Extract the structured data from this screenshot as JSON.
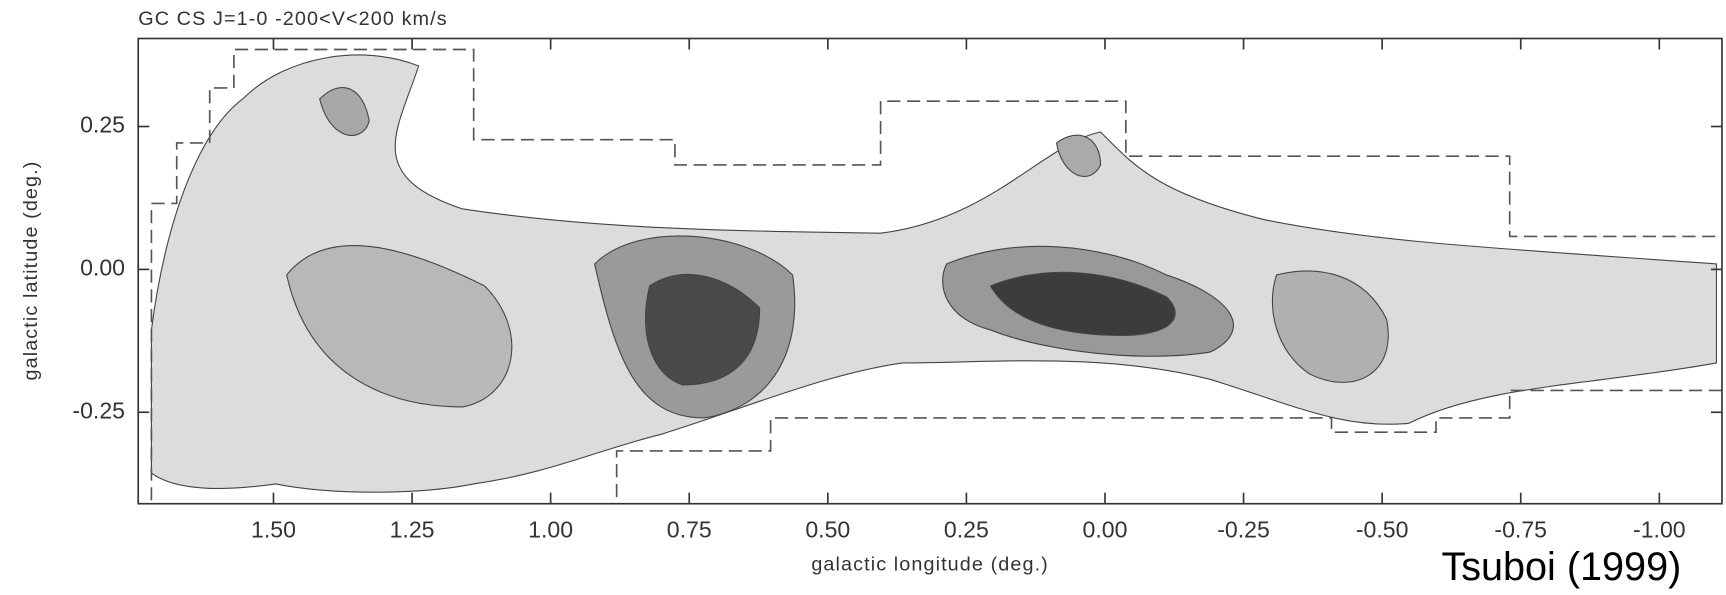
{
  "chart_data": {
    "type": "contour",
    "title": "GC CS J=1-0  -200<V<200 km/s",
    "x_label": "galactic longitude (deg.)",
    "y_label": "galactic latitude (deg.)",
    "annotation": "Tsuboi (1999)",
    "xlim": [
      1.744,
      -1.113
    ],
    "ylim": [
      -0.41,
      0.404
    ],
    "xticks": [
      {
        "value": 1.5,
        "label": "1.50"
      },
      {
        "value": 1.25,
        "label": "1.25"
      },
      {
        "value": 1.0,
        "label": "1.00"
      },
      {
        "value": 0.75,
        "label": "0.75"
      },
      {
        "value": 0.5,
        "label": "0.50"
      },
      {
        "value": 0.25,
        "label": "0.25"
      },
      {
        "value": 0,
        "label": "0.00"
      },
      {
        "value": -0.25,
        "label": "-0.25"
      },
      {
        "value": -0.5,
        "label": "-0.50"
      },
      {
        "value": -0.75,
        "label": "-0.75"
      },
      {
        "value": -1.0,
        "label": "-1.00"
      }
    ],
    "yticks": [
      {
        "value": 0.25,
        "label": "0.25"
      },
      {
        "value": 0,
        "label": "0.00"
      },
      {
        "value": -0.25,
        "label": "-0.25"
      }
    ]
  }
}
...
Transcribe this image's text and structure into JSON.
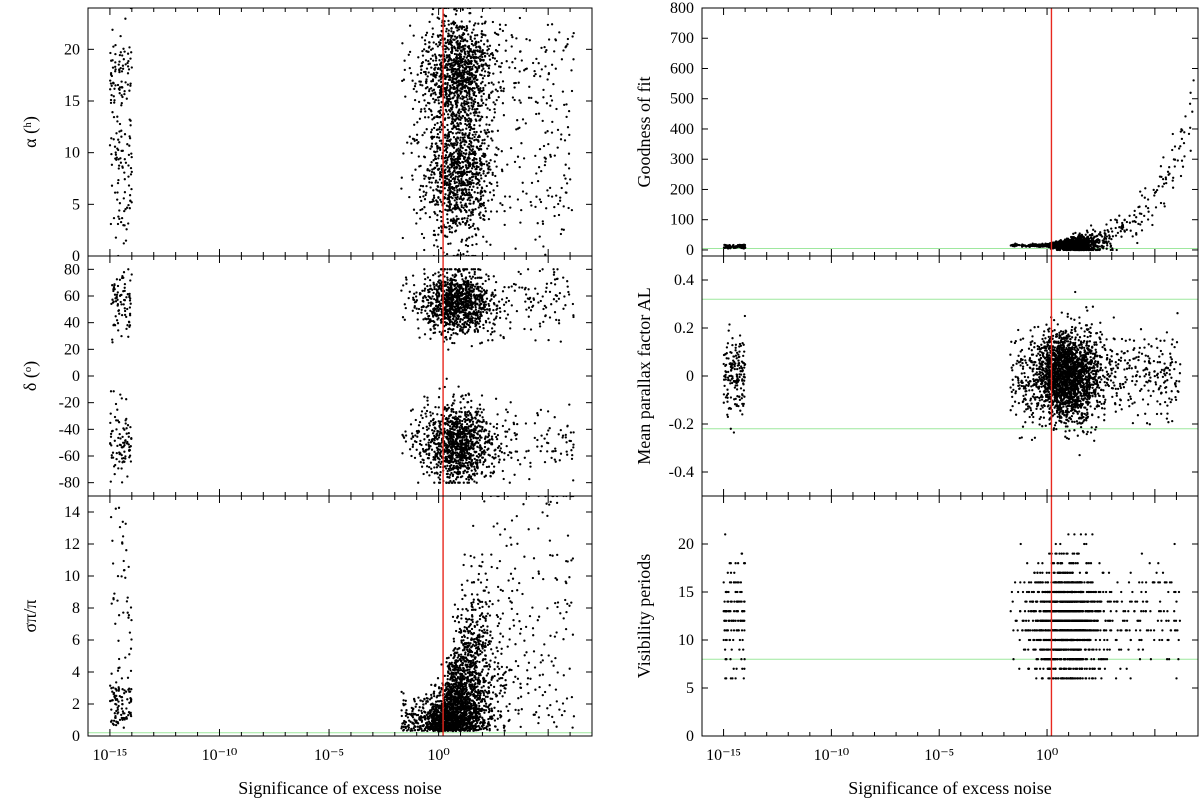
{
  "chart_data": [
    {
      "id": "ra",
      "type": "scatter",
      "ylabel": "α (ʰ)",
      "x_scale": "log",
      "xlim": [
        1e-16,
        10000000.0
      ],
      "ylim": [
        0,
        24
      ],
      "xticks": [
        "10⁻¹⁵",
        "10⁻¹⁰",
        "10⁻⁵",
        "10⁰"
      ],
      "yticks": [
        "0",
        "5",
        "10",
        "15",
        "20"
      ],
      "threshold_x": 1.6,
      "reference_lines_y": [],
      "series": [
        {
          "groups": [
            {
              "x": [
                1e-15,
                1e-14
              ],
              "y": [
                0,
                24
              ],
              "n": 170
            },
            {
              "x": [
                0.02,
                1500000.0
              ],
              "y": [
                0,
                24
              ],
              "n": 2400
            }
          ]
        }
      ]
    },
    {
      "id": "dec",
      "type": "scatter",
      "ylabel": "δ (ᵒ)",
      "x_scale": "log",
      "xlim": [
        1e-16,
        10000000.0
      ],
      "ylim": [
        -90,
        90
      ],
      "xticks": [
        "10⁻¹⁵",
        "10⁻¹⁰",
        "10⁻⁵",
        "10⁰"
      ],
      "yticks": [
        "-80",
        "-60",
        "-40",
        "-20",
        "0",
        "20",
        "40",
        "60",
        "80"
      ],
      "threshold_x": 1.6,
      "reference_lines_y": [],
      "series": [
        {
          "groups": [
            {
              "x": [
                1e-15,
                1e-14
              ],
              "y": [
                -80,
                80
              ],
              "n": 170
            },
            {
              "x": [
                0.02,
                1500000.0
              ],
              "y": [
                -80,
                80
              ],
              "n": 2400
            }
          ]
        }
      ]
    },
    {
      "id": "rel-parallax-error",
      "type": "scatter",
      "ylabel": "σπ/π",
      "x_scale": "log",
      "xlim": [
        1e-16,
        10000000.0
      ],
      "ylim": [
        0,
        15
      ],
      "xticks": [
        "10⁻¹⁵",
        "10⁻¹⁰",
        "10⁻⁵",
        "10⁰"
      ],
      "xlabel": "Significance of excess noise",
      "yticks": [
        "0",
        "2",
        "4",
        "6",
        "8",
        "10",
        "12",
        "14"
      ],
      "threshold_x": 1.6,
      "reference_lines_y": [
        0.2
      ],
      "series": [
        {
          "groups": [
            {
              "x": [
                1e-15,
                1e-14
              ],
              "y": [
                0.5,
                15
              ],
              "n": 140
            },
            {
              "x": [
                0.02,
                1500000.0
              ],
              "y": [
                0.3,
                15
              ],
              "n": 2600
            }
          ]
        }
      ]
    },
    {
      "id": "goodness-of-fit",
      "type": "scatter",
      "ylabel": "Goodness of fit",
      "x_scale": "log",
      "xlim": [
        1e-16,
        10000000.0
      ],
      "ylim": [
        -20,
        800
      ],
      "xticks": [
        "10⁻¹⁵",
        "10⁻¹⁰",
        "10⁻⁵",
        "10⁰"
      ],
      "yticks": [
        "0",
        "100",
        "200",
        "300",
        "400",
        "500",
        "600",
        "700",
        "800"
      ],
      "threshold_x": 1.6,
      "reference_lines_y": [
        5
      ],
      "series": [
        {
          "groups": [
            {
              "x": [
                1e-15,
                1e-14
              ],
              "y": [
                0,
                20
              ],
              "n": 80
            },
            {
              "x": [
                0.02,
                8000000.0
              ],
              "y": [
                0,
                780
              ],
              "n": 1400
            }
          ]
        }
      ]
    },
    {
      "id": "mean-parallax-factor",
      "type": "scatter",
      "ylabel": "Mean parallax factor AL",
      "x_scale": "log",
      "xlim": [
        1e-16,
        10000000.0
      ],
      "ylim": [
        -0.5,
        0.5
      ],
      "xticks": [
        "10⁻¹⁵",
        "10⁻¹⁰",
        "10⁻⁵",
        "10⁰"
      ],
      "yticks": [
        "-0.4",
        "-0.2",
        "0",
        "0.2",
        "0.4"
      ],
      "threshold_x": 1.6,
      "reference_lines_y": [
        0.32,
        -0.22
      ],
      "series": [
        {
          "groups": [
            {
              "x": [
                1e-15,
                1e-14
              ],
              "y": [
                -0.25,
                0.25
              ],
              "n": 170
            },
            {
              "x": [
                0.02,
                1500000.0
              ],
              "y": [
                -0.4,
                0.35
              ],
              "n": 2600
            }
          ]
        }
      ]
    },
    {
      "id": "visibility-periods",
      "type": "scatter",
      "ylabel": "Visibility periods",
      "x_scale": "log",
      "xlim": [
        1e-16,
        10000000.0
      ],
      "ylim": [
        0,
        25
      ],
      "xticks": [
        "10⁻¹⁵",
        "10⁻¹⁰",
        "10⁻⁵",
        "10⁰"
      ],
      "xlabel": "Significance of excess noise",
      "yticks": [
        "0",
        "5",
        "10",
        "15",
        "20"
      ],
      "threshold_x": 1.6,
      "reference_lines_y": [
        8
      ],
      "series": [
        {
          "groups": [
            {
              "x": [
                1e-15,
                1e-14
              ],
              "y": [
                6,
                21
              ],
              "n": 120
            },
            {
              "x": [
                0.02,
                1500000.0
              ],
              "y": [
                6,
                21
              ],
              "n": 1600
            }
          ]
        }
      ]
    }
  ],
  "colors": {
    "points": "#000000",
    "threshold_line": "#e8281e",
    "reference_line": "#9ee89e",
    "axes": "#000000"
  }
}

• **SHORT TASK**: Read the data above. Pull out each line in which the string "JSON" appears.

• **ANSWER TO THIS PROBLEM**:
Extract the structured data from this screenshot as JSON.
Transcribe this image's text and structure into JSON.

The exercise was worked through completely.